Written exercise
Drop the pictures, then extract the listing word for word.

Data to process

-.-.-

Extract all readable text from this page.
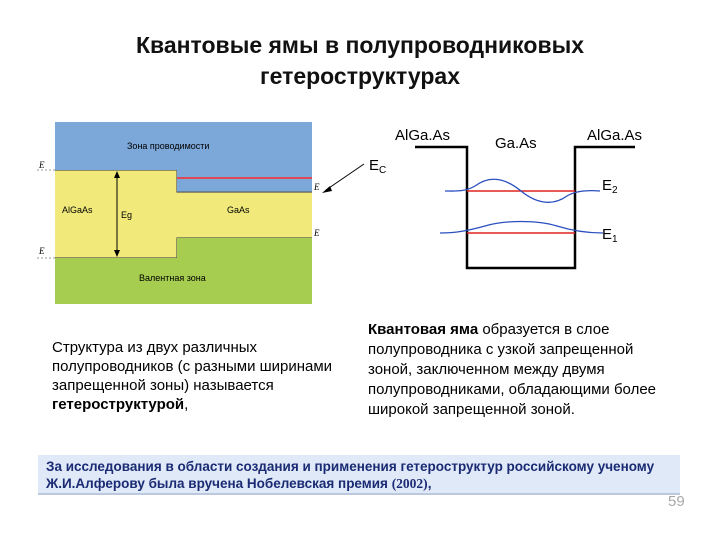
Квантовые ямы в полупроводниковых
гетероструктурах
Зона проводимости
AlGaAs	GaAs
Eg
Валентная зона
E
E
E
E
AlGa.As	Ga.As	AlGa.As
$E_C$
$E_2$
$E_1$
Структура из двух различных полупроводников (с разными ширинами запрещенной зоны) называется гетероструктурой,
Квантовая яма образуется в слое полупроводника с узкой запрещенной зоной, заключенном между двумя полупроводниками, обладающими более широкой запрещенной зоной.
За исследования в области создания и применения гетероструктур российскому ученому Ж.И.Алферову была вручена Нобелевская премия (2002),
59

-.-.-

Written answer
Extract all readable text from this page.
Квантовые ямы в полупроводниковых
гетероструктурах
Зона проводимости
AlGaAs	GaAs
Eg
Валентная зона
E
E
E
E
AlGa.As	Ga.As	AlGa.As
$E_C$
$E_2$
$E_1$
Структура из двух различных полупроводников (с разными ширинами запрещенной зоны) называется гетероструктурой,
Квантовая яма образуется в слое полупроводника с узкой запрещенной зоной, заключенном между двумя полупроводниками, обладающими более широкой запрещенной зоной.
За исследования в области создания и применения гетероструктур российскому ученому Ж.И.Алферову была вручена Нобелевская премия (2002),
59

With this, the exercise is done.